• [SHORT EXERCISE]:
From the listing below, extract each line containing the string "佛罗伦萨".

• [ENTRIES]:
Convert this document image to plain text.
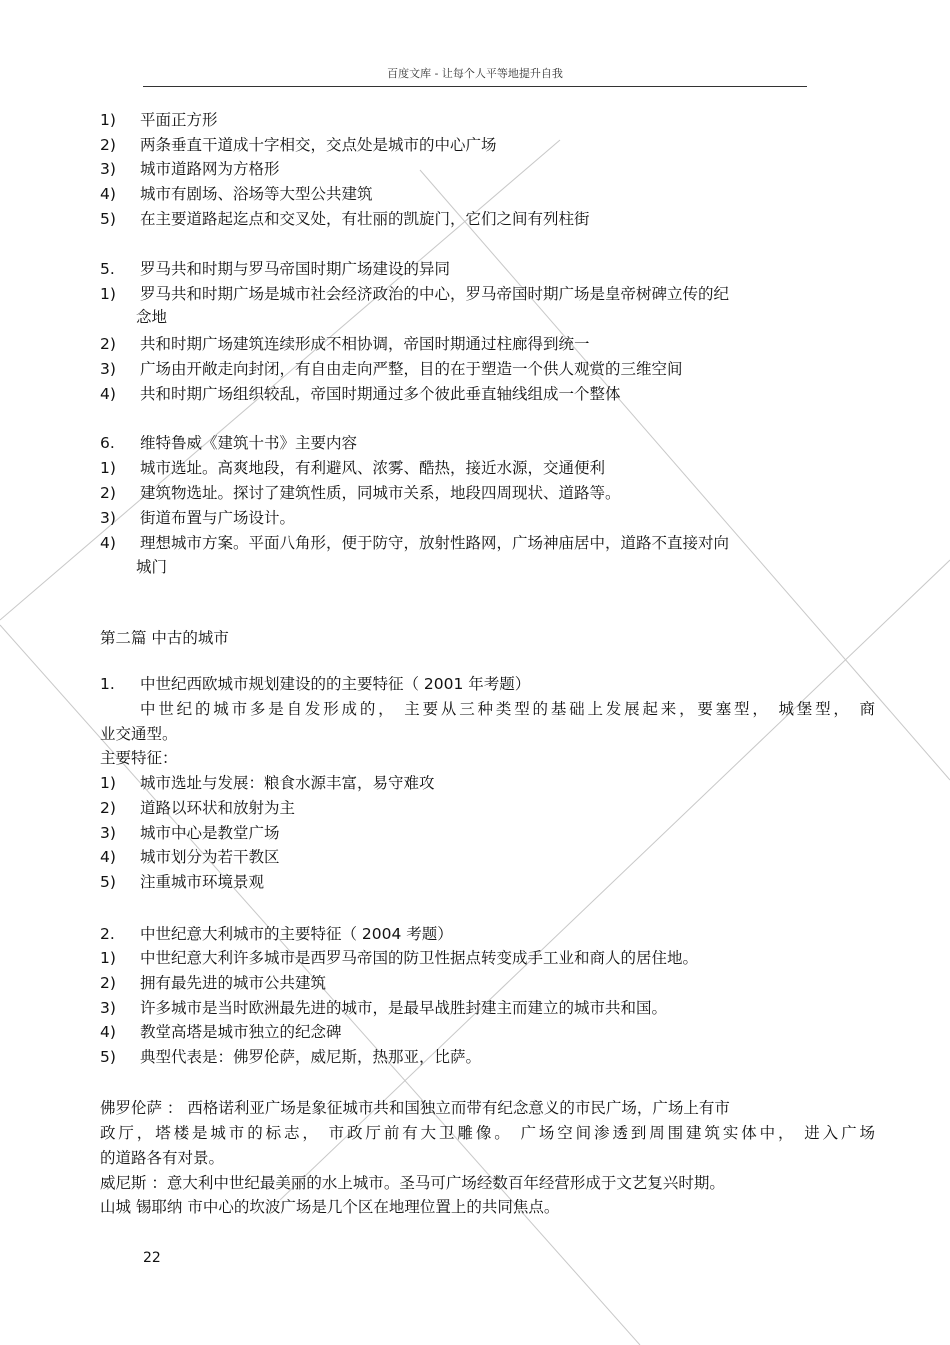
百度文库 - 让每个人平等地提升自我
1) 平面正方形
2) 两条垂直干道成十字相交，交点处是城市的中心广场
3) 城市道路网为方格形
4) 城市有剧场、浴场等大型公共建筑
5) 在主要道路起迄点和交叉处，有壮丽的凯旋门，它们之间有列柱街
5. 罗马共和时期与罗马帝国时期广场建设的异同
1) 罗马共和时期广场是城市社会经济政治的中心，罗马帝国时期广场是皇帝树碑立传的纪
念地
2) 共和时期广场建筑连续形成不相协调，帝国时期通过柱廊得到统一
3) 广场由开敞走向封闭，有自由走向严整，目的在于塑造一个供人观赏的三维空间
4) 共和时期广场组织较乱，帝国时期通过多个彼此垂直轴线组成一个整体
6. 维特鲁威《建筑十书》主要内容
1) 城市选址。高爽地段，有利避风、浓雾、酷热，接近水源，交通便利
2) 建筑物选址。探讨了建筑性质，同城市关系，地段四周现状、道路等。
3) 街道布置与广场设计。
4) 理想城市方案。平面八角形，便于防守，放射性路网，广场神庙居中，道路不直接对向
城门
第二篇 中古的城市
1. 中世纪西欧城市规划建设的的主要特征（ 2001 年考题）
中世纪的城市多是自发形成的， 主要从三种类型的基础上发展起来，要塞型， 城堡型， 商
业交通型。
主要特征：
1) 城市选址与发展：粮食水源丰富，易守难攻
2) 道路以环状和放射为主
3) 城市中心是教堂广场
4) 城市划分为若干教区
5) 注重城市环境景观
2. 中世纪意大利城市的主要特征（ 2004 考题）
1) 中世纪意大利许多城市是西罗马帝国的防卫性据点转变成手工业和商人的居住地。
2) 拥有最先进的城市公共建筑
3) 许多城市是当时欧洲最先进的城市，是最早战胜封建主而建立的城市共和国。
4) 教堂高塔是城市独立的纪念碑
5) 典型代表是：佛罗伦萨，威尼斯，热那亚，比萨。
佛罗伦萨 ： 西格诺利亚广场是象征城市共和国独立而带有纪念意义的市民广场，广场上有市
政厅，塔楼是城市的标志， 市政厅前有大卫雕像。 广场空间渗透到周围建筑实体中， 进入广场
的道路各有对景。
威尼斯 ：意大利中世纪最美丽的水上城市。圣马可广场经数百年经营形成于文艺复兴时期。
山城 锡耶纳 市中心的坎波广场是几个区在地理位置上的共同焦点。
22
---
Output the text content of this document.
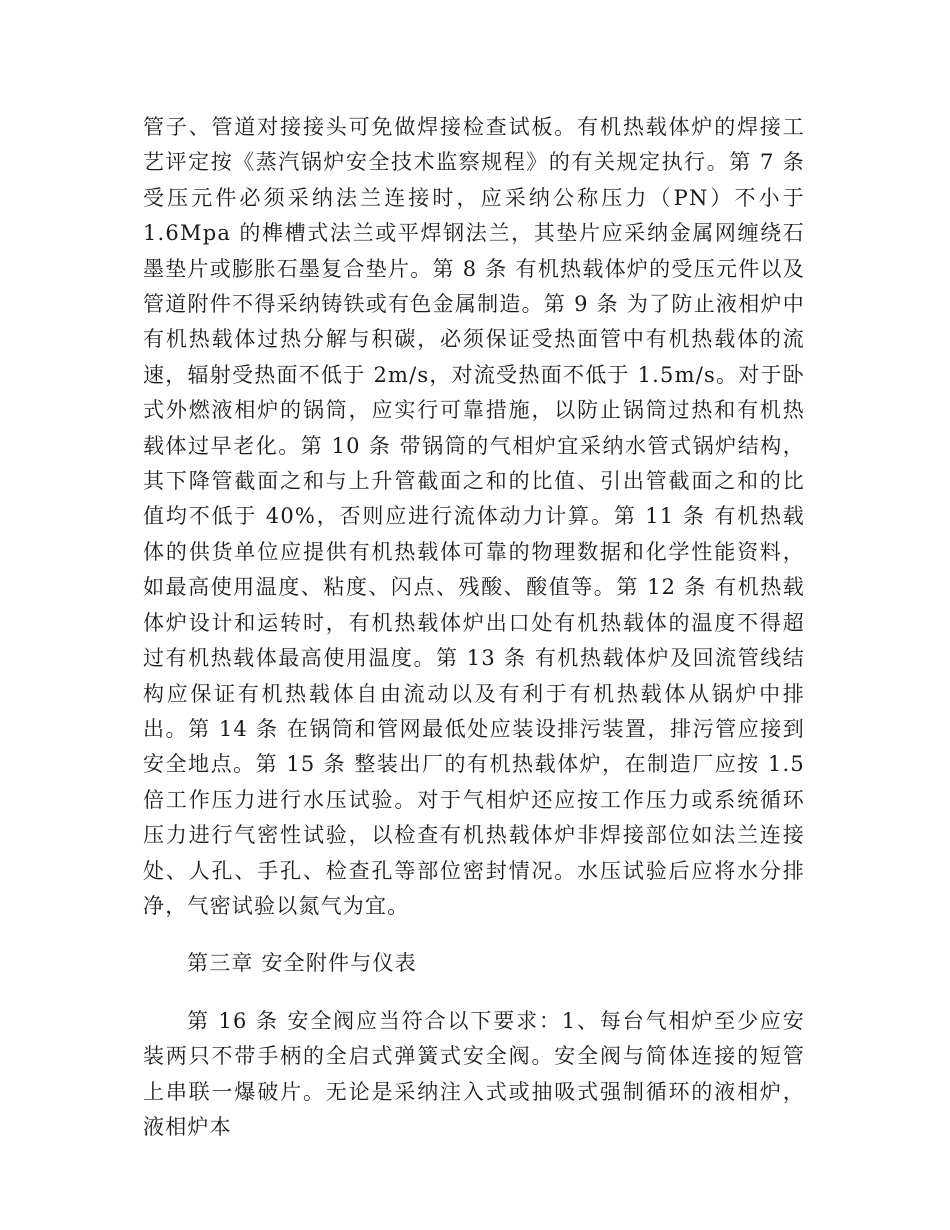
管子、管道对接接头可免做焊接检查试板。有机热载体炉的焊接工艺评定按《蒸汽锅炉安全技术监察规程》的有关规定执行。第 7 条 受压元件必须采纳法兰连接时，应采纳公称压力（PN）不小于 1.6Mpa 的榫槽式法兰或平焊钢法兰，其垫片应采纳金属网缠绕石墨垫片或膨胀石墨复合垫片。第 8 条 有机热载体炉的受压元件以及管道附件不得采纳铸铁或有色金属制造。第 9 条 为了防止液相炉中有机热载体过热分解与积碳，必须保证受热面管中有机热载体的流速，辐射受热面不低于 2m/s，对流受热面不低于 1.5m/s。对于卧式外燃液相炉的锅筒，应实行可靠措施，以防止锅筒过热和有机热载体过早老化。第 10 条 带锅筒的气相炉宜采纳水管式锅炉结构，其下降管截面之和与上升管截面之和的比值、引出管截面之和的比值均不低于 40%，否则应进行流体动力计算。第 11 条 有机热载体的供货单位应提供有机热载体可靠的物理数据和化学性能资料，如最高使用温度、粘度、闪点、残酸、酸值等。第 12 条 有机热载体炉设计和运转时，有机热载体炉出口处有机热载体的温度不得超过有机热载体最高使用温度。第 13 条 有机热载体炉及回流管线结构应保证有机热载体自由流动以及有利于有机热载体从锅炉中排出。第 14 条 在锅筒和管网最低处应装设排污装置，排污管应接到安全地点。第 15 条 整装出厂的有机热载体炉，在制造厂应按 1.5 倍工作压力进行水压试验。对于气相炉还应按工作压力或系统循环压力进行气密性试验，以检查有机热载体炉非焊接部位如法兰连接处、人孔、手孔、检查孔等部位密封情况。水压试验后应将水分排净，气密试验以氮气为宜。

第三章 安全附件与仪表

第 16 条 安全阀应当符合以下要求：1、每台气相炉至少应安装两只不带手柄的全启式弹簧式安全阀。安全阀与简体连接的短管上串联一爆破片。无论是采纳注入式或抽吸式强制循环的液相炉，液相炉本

• [RESPONSE TO THE TASK]:
5) 典型代表是：佛罗伦萨，威尼斯，热那亚，比萨。
佛罗伦萨 ： 西格诺利亚广场是象征城市共和国独立而带有纪念意义的市民广场，广场上有市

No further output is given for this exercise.